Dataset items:
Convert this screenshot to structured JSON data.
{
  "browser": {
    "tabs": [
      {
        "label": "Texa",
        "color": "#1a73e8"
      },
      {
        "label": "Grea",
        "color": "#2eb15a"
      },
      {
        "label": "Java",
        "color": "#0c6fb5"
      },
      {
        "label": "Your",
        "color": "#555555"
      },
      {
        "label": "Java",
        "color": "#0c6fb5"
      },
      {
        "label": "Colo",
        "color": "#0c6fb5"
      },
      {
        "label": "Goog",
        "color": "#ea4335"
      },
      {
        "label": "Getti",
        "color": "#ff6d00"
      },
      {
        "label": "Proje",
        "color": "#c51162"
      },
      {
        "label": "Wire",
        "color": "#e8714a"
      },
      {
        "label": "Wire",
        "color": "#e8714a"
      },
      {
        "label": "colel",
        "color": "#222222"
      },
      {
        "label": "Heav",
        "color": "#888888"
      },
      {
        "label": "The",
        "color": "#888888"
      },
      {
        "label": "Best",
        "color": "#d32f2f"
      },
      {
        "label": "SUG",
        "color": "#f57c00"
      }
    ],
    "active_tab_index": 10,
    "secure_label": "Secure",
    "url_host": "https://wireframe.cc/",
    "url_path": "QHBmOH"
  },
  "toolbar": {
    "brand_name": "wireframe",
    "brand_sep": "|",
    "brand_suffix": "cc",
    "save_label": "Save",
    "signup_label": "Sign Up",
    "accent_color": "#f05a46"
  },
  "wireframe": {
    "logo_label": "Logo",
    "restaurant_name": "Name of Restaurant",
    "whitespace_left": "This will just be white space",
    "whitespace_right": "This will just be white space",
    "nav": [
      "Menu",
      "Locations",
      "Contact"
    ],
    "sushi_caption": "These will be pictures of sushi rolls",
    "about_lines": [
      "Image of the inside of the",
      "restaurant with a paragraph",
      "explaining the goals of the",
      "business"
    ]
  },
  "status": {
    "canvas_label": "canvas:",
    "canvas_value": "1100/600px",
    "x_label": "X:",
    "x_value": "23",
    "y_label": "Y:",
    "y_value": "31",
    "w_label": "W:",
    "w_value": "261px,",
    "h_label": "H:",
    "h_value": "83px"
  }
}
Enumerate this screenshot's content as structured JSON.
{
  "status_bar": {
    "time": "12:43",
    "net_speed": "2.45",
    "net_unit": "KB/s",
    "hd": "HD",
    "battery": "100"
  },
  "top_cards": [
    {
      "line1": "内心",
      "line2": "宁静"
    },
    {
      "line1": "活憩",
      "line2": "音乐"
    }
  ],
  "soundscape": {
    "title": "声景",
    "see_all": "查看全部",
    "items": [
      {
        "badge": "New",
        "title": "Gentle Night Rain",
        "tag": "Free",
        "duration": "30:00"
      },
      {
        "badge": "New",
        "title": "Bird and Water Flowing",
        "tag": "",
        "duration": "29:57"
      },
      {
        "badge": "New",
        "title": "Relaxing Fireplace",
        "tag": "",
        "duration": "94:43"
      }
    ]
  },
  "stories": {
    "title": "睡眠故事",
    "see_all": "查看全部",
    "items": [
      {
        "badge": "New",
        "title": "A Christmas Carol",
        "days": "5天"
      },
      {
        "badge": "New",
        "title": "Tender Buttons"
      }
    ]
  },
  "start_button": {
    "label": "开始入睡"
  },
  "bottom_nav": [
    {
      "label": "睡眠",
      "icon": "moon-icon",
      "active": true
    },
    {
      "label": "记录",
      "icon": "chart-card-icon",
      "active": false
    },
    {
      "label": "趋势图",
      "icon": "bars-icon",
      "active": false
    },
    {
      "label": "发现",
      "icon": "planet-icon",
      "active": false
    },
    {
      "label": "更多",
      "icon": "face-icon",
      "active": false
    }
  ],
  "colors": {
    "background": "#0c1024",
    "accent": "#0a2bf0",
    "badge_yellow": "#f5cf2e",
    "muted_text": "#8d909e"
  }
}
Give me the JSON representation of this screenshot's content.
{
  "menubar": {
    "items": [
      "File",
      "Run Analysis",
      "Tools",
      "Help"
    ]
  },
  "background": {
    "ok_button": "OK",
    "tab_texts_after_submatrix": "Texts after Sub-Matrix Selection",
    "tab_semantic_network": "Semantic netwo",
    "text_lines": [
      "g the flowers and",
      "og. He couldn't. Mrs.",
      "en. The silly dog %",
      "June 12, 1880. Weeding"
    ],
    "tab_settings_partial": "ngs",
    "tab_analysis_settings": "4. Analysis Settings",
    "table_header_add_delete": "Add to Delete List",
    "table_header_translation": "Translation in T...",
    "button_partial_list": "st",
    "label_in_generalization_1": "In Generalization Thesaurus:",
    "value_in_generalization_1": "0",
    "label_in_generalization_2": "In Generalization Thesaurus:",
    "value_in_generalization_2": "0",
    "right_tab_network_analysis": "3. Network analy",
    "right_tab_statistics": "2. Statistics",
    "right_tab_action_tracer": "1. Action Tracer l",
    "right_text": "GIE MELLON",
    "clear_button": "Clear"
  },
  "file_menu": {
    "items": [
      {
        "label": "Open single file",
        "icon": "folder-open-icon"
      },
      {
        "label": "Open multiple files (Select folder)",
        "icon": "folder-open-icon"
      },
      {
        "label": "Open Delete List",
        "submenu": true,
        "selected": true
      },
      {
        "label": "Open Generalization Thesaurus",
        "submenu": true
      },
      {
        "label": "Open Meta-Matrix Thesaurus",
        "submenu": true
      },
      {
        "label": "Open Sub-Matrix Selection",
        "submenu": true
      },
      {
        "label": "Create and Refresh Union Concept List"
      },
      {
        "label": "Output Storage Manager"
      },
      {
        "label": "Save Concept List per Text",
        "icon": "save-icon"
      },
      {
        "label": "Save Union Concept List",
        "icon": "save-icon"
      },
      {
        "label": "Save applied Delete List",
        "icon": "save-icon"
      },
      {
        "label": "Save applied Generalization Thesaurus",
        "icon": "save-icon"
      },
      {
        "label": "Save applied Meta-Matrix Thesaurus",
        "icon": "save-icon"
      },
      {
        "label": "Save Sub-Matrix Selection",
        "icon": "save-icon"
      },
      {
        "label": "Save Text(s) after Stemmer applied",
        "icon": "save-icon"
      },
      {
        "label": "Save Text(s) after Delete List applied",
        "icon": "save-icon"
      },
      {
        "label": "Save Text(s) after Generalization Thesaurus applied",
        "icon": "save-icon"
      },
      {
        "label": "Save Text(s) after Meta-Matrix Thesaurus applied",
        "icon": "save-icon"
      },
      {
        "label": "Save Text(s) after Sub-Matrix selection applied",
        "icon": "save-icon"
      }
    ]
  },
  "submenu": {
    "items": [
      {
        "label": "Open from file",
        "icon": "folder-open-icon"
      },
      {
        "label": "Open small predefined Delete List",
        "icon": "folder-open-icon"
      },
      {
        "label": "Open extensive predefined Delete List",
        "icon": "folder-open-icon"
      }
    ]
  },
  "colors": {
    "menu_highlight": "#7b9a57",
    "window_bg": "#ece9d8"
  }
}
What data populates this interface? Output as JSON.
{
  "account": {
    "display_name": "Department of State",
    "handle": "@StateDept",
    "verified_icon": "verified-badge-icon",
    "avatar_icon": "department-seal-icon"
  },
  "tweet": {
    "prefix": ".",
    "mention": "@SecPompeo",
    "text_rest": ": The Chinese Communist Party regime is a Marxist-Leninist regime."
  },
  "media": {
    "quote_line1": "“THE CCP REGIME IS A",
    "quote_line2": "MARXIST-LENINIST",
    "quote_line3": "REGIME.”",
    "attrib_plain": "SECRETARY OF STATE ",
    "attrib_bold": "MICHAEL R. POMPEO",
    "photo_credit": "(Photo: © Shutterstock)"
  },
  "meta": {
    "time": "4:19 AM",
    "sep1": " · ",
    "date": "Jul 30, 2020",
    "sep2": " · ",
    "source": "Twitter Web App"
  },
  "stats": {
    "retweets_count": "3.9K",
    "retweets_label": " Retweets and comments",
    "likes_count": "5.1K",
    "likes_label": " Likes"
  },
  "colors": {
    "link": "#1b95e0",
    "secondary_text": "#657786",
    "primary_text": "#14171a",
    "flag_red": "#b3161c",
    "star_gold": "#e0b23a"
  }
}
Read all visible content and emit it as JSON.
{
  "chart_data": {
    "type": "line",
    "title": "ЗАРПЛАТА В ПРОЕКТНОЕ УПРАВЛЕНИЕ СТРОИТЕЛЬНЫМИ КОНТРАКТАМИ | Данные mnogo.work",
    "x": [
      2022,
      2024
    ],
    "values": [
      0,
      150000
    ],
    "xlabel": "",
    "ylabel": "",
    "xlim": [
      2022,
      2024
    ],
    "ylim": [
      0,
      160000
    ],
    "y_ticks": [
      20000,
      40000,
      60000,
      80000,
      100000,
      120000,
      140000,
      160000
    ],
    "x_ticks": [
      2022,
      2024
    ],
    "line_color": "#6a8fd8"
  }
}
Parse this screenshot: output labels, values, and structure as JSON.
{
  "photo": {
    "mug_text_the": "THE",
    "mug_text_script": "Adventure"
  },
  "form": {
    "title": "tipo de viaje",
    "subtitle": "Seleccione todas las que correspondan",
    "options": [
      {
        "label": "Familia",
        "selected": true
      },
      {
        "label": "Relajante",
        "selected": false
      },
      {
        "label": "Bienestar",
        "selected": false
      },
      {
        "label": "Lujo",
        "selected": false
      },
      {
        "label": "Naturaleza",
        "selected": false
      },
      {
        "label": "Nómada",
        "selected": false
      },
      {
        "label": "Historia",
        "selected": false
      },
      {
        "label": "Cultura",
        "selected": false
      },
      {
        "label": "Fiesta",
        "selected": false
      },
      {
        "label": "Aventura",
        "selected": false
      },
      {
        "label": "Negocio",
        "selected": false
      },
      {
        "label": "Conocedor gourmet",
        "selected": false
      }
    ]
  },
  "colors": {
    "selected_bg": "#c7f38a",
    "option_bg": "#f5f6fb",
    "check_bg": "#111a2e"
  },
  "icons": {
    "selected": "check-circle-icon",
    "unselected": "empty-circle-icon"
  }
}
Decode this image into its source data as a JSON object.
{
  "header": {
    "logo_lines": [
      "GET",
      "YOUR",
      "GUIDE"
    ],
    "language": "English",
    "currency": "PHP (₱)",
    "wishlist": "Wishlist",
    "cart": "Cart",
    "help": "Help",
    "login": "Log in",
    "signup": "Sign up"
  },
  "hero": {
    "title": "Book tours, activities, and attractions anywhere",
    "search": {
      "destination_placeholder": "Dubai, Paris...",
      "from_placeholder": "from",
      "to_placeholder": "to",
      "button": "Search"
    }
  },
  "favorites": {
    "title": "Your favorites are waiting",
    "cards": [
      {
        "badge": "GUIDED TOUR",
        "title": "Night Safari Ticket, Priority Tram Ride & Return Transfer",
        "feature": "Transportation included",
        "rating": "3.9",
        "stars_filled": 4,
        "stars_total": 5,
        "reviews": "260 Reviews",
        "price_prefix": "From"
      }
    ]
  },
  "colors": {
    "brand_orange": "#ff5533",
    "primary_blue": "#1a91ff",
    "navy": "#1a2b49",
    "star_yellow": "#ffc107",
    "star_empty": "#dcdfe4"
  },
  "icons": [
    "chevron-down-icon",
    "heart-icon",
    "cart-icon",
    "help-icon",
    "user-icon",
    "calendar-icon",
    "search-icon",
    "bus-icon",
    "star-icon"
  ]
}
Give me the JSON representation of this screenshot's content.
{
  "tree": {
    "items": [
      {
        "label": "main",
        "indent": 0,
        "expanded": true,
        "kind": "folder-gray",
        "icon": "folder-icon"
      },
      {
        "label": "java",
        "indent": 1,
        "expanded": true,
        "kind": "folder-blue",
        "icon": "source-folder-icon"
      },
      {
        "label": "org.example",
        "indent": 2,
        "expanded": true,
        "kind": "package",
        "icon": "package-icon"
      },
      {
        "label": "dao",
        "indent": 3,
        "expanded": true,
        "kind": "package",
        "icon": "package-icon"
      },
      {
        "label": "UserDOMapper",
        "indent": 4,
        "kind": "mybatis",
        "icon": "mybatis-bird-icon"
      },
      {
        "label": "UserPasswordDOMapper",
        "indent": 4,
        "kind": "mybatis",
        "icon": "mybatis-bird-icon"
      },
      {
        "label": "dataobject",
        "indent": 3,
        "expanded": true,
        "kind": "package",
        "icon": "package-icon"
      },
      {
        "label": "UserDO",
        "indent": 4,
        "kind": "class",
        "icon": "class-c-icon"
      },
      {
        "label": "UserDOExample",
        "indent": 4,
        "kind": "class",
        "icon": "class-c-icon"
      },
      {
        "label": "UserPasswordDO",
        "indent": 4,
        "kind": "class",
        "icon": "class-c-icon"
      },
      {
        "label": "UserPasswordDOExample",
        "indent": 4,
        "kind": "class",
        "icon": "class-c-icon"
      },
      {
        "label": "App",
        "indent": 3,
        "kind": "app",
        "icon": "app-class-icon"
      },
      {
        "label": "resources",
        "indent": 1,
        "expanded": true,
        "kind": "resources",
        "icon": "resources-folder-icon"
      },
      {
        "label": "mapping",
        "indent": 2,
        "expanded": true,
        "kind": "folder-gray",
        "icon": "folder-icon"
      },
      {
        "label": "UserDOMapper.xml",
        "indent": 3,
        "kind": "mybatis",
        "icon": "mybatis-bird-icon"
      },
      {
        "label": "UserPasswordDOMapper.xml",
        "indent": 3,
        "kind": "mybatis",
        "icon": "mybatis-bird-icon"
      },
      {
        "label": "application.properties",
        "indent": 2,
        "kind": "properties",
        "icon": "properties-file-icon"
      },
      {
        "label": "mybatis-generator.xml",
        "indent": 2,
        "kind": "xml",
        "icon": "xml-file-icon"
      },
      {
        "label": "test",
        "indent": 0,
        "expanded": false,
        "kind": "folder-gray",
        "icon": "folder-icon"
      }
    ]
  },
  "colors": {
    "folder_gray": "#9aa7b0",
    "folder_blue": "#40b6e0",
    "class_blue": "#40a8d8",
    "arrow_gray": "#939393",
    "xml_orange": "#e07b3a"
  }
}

▶ _Given instruction_: Show the lines of the data that hold the word "Night".

▶ _Written response_:
        "title": "Gentle Night Rain",
        "title": "Night Safari Ticket, Priority Tram Ride & Return Transfer",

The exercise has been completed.